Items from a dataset
• • • • •
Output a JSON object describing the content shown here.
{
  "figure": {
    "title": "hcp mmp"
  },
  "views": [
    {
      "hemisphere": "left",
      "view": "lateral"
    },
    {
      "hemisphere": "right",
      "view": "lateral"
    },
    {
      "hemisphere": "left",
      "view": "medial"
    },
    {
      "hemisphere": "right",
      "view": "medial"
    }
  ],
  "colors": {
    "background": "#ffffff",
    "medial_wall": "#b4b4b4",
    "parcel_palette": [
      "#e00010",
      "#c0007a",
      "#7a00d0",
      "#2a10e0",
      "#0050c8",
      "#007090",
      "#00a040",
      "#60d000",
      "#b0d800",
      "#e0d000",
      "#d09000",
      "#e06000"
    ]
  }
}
• • • • •
■ WORK TO BE COMPLETED: Using the exact wording, write out all of the records.

■ THE ANSWER:
Output a JSON object describing the content shown here.
{
  "figure": {
    "title": "hcp mmp"
  },
  "views": [
    {
      "hemisphere": "left",
      "view": "lateral"
    },
    {
      "hemisphere": "right",
      "view": "lateral"
    },
    {
      "hemisphere": "left",
      "view": "medial"
    },
    {
      "hemisphere": "right",
      "view": "medial"
    }
  ],
  "colors": {
    "background": "#ffffff",
    "medial_wall": "#b4b4b4",
    "parcel_palette": [
      "#e00010",
      "#c0007a",
      "#7a00d0",
      "#2a10e0",
      "#0050c8",
      "#007090",
      "#00a040",
      "#60d000",
      "#b0d800",
      "#e0d000",
      "#d09000",
      "#e06000"
    ]
  }
}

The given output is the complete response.